> **Data**:
↓

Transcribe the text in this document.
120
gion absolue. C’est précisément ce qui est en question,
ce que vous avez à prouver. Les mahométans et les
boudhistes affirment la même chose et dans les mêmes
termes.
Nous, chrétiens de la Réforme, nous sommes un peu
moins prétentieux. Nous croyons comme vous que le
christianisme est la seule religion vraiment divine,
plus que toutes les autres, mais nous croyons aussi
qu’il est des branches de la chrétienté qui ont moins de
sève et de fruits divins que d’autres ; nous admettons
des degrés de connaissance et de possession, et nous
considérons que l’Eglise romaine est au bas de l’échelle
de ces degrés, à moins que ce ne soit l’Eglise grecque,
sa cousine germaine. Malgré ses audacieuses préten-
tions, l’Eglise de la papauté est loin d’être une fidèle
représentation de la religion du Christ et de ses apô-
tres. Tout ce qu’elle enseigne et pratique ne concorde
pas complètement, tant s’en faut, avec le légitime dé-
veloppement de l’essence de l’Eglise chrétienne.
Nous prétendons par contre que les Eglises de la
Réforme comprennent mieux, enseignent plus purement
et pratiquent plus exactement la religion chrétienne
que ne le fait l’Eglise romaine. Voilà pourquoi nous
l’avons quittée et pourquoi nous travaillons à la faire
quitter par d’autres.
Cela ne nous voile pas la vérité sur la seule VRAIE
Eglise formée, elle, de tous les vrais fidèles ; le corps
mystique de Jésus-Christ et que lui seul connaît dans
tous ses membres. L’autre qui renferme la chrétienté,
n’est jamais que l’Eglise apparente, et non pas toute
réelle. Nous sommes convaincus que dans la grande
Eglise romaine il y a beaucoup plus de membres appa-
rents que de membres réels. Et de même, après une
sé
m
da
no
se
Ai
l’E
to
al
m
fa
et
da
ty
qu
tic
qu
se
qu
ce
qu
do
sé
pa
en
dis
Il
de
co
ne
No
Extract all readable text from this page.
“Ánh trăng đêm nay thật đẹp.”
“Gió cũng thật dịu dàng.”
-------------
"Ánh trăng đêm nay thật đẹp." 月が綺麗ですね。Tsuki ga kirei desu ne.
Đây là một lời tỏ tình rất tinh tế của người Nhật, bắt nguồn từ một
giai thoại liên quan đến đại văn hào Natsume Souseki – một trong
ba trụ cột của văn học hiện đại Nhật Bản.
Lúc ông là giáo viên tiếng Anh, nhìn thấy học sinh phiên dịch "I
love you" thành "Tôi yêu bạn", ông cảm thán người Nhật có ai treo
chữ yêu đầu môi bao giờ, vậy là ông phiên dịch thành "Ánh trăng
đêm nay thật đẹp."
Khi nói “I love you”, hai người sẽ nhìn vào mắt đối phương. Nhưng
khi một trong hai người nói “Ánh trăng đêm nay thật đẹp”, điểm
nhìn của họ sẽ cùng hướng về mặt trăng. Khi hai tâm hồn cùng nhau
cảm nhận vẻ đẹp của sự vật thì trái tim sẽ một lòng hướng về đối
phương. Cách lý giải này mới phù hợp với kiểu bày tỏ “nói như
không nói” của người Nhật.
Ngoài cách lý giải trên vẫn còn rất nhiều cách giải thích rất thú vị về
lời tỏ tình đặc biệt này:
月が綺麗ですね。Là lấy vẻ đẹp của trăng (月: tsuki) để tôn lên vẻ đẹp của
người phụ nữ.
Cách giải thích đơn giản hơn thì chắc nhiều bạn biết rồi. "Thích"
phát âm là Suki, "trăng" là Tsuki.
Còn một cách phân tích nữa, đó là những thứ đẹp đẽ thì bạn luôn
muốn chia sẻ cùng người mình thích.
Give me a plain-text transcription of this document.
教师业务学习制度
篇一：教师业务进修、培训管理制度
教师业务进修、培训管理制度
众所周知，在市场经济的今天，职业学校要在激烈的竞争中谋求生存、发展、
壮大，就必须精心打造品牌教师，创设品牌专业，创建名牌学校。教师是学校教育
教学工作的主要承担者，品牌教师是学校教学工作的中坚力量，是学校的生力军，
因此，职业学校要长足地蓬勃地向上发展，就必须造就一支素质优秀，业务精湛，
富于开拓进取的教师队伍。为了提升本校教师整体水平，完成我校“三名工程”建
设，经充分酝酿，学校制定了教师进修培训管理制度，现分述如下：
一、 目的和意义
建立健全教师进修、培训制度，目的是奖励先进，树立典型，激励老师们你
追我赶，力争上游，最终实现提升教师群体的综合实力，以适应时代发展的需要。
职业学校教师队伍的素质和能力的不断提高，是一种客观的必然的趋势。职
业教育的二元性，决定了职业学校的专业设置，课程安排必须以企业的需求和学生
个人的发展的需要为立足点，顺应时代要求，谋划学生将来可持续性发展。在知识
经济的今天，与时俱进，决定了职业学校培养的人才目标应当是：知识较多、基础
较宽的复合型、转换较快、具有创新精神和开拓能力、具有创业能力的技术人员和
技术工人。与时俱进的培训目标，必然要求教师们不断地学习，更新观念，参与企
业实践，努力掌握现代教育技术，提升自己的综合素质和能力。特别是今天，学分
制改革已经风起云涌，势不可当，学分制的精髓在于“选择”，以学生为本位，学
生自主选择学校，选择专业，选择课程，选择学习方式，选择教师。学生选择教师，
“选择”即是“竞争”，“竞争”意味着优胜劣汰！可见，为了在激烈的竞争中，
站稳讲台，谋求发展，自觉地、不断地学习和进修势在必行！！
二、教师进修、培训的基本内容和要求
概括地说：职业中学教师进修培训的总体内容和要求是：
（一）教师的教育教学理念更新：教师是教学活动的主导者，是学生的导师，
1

↑

Write every line of the material above again, exactly.

Transcribe the text in this document.
120
gion absolue. C’est précisément ce qui est en question,
ce que vous avez à prouver. Les mahométans et les
boudhistes affirment la même chose et dans les mêmes
termes.
Nous, chrétiens de la Réforme, nous sommes un peu
moins prétentieux. Nous croyons comme vous que le
christianisme est la seule religion vraiment divine,
plus que toutes les autres, mais nous croyons aussi
qu’il est des branches de la chrétienté qui ont moins de
sève et de fruits divins que d’autres ; nous admettons
des degrés de connaissance et de possession, et nous
considérons que l’Eglise romaine est au bas de l’échelle
de ces degrés, à moins que ce ne soit l’Eglise grecque,
sa cousine germaine. Malgré ses audacieuses préten-
tions, l’Eglise de la papauté est loin d’être une fidèle
représentation de la religion du Christ et de ses apô-
tres. Tout ce qu’elle enseigne et pratique ne concorde
pas complètement, tant s’en faut, avec le légitime dé-
veloppement de l’essence de l’Eglise chrétienne.
Nous prétendons par contre que les Eglises de la
Réforme comprennent mieux, enseignent plus purement
et pratiquent plus exactement la religion chrétienne
que ne le fait l’Eglise romaine. Voilà pourquoi nous
l’avons quittée et pourquoi nous travaillons à la faire
quitter par d’autres.
Cela ne nous voile pas la vérité sur la seule VRAIE
Eglise formée, elle, de tous les vrais fidèles ; le corps
mystique de Jésus-Christ et que lui seul connaît dans
tous ses membres. L’autre qui renferme la chrétienté,
n’est jamais que l’Eglise apparente, et non pas toute
réelle. Nous sommes convaincus que dans la grande
Eglise romaine il y a beaucoup plus de membres appa-
rents que de membres réels. Et de même, après une
sé
m
da
no
se
Ai
l’E
to
al
m
fa
et
da
ty
qu
tic
qu
se
qu
ce
qu
do
sé
pa
en
dis
Il
de
co
ne
No
Extract all readable text from this page.
“Ánh trăng đêm nay thật đẹp.”
“Gió cũng thật dịu dàng.”
-------------
"Ánh trăng đêm nay thật đẹp." 月が綺麗ですね。Tsuki ga kirei desu ne.
Đây là một lời tỏ tình rất tinh tế của người Nhật, bắt nguồn từ một
giai thoại liên quan đến đại văn hào Natsume Souseki – một trong
ba trụ cột của văn học hiện đại Nhật Bản.
Lúc ông là giáo viên tiếng Anh, nhìn thấy học sinh phiên dịch "I
love you" thành "Tôi yêu bạn", ông cảm thán người Nhật có ai treo
chữ yêu đầu môi bao giờ, vậy là ông phiên dịch thành "Ánh trăng
đêm nay thật đẹp."
Khi nói “I love you”, hai người sẽ nhìn vào mắt đối phương. Nhưng
khi một trong hai người nói “Ánh trăng đêm nay thật đẹp”, điểm
nhìn của họ sẽ cùng hướng về mặt trăng. Khi hai tâm hồn cùng nhau
cảm nhận vẻ đẹp của sự vật thì trái tim sẽ một lòng hướng về đối
phương. Cách lý giải này mới phù hợp với kiểu bày tỏ “nói như
không nói” của người Nhật.
Ngoài cách lý giải trên vẫn còn rất nhiều cách giải thích rất thú vị về
lời tỏ tình đặc biệt này:
月が綺麗ですね。Là lấy vẻ đẹp của trăng (月: tsuki) để tôn lên vẻ đẹp của
người phụ nữ.
Cách giải thích đơn giản hơn thì chắc nhiều bạn biết rồi. "Thích"
phát âm là Suki, "trăng" là Tsuki.
Còn một cách phân tích nữa, đó là những thứ đẹp đẽ thì bạn luôn
muốn chia sẻ cùng người mình thích.
Give me a plain-text transcription of this document.
教师业务学习制度
篇一：教师业务进修、培训管理制度
教师业务进修、培训管理制度
众所周知，在市场经济的今天，职业学校要在激烈的竞争中谋求生存、发展、
壮大，就必须精心打造品牌教师，创设品牌专业，创建名牌学校。教师是学校教育
教学工作的主要承担者，品牌教师是学校教学工作的中坚力量，是学校的生力军，
因此，职业学校要长足地蓬勃地向上发展，就必须造就一支素质优秀，业务精湛，
富于开拓进取的教师队伍。为了提升本校教师整体水平，完成我校“三名工程”建
设，经充分酝酿，学校制定了教师进修培训管理制度，现分述如下：
一、 目的和意义
建立健全教师进修、培训制度，目的是奖励先进，树立典型，激励老师们你
追我赶，力争上游，最终实现提升教师群体的综合实力，以适应时代发展的需要。
职业学校教师队伍的素质和能力的不断提高，是一种客观的必然的趋势。职
业教育的二元性，决定了职业学校的专业设置，课程安排必须以企业的需求和学生
个人的发展的需要为立足点，顺应时代要求，谋划学生将来可持续性发展。在知识
经济的今天，与时俱进，决定了职业学校培养的人才目标应当是：知识较多、基础
较宽的复合型、转换较快、具有创新精神和开拓能力、具有创业能力的技术人员和
技术工人。与时俱进的培训目标，必然要求教师们不断地学习，更新观念，参与企
业实践，努力掌握现代教育技术，提升自己的综合素质和能力。特别是今天，学分
制改革已经风起云涌，势不可当，学分制的精髓在于“选择”，以学生为本位，学
生自主选择学校，选择专业，选择课程，选择学习方式，选择教师。学生选择教师，
“选择”即是“竞争”，“竞争”意味着优胜劣汰！可见，为了在激烈的竞争中，
站稳讲台，谋求发展，自觉地、不断地学习和进修势在必行！！
二、教师进修、培训的基本内容和要求
概括地说：职业中学教师进修培训的总体内容和要求是：
（一）教师的教育教学理念更新：教师是教学活动的主导者，是学生的导师，
1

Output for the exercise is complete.